++++ DATASET EXCERPTS

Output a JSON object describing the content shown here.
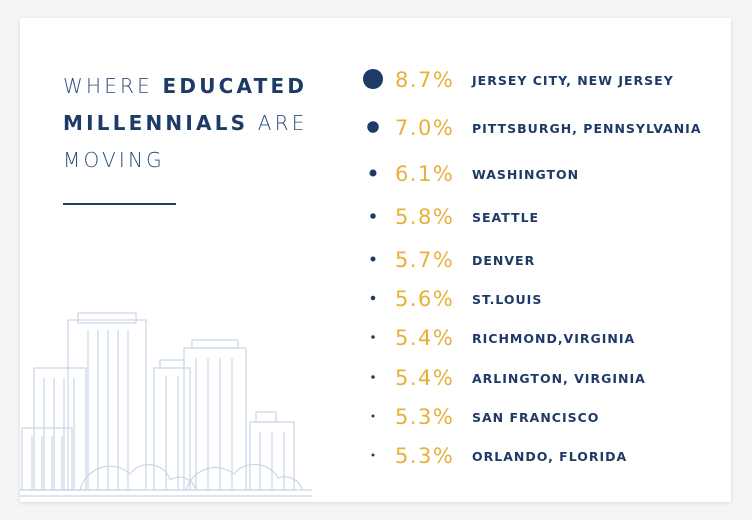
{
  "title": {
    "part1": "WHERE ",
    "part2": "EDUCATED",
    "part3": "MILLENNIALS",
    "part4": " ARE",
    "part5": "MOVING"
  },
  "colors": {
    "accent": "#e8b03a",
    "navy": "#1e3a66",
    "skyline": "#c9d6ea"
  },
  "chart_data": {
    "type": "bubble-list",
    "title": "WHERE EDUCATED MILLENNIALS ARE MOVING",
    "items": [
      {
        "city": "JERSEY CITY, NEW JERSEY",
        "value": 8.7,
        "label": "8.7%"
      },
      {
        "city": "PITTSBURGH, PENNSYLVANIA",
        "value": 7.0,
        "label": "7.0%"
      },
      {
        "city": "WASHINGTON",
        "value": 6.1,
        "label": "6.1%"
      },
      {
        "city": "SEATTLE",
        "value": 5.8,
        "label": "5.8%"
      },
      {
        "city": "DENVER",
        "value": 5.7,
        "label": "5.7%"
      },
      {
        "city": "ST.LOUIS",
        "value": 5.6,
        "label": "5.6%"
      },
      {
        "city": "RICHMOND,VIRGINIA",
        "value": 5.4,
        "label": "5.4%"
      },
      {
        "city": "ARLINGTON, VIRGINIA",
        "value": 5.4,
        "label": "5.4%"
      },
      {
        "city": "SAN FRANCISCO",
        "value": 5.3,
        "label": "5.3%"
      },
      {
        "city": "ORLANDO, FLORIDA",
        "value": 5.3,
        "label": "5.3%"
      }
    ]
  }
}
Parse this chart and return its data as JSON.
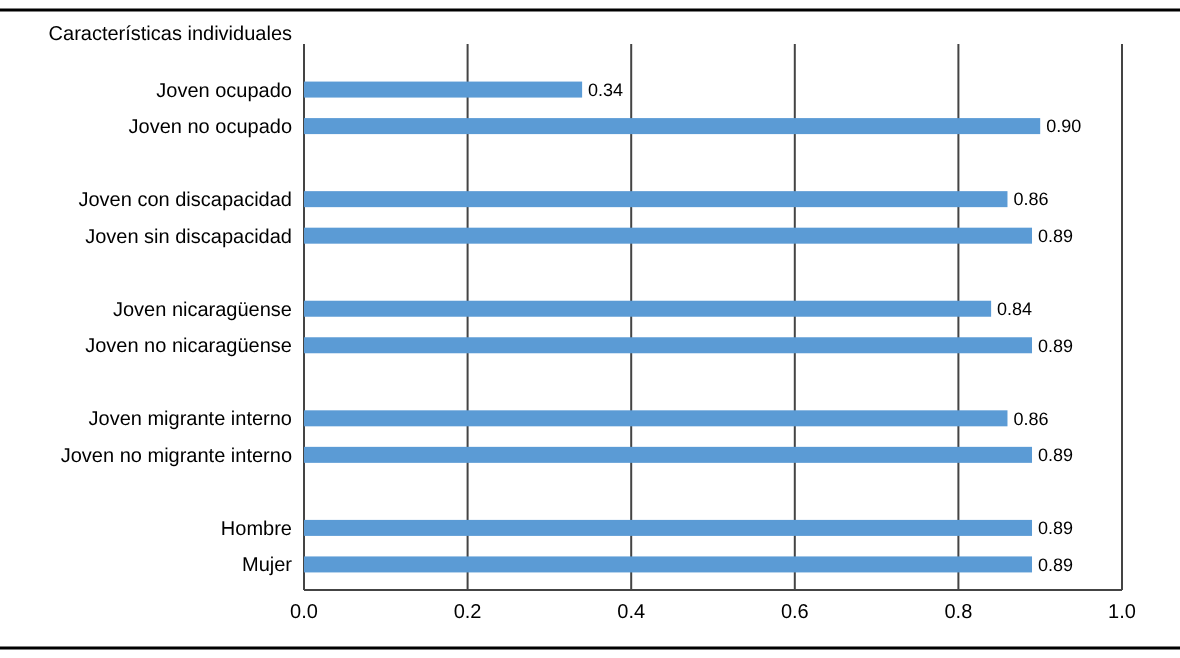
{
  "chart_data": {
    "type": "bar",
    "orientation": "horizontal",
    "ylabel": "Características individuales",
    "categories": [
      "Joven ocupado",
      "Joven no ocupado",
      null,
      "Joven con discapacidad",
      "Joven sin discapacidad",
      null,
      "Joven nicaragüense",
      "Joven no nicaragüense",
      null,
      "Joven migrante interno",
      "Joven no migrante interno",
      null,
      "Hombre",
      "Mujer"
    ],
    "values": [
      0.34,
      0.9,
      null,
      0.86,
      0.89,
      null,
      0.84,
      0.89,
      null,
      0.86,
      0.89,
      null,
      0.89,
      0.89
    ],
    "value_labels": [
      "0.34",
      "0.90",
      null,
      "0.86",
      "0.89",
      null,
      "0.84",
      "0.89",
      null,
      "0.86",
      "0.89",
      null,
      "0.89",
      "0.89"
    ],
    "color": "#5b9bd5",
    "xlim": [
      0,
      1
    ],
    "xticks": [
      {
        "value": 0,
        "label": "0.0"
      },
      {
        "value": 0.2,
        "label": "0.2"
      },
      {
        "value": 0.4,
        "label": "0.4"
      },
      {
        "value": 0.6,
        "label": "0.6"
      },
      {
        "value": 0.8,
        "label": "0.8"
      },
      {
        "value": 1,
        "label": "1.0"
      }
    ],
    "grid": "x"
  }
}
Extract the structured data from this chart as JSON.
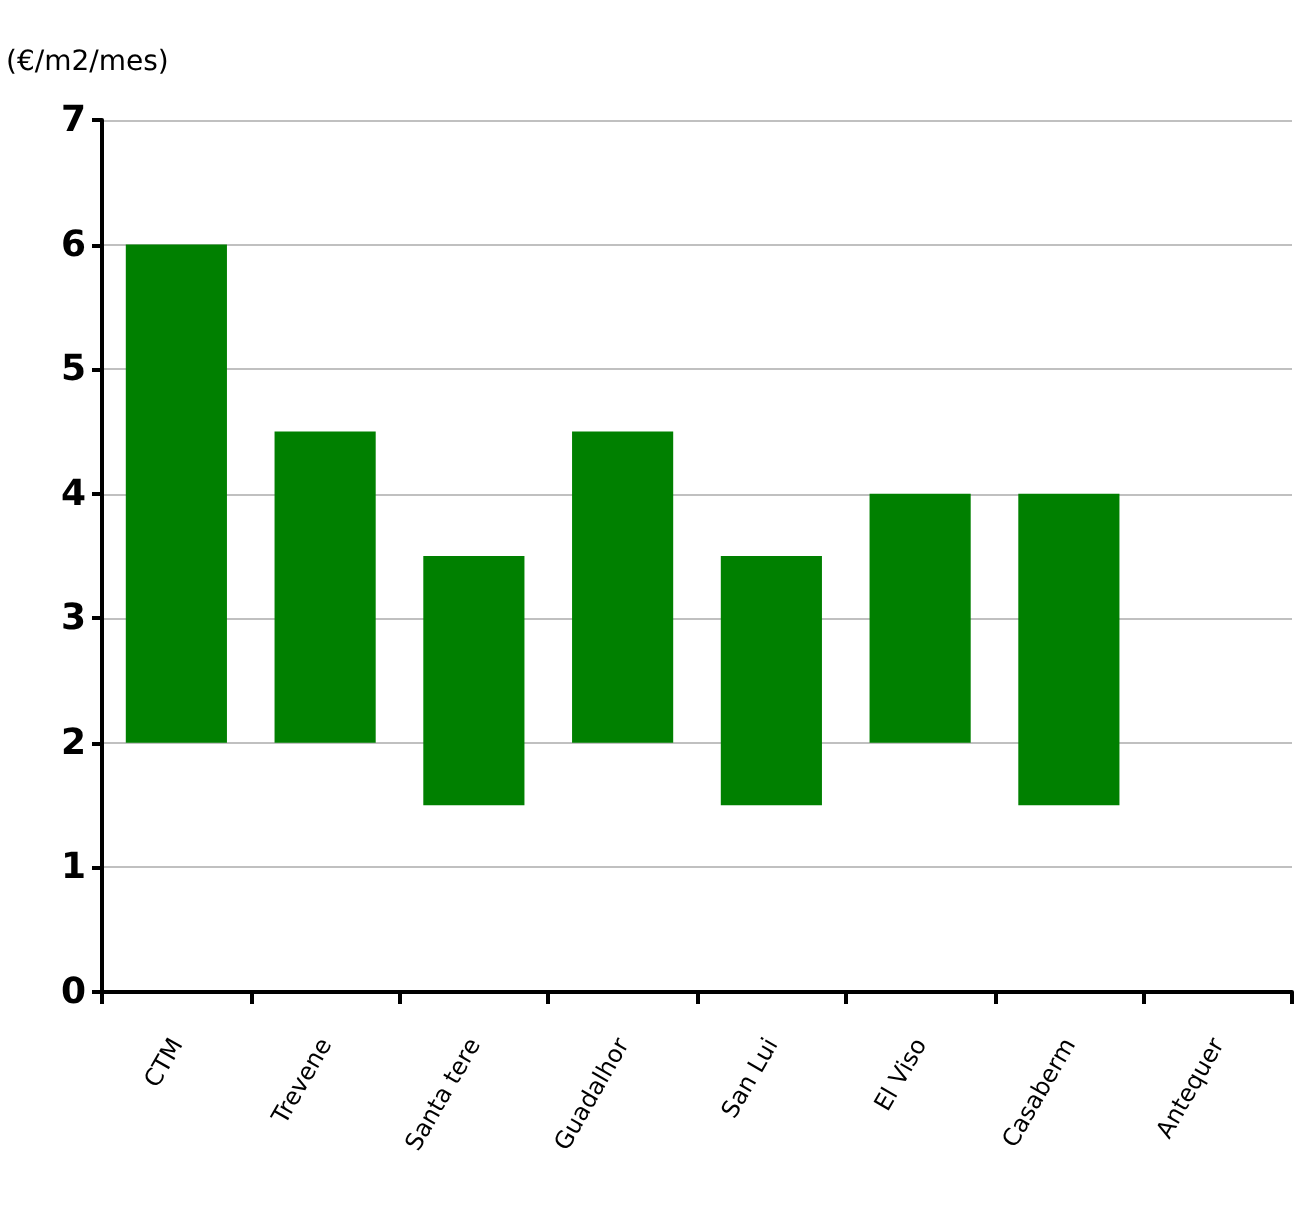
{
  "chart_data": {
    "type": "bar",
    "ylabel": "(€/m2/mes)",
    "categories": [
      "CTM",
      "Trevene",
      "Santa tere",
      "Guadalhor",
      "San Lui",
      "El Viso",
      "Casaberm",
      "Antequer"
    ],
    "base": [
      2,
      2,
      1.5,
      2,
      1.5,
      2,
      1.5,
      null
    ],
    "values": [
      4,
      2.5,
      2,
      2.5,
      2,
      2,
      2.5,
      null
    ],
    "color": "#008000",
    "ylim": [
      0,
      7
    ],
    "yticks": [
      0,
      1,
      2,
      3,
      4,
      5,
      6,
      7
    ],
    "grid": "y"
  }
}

++++++++

WHAT TO PRODUCE
Identify and copy the lines holding the word "JSON".

SOLVED PROBLEM
Output a JSON object describing the content shown here.
Parse this chart and return its data as JSON.
Extract the structured data from this chart as JSON.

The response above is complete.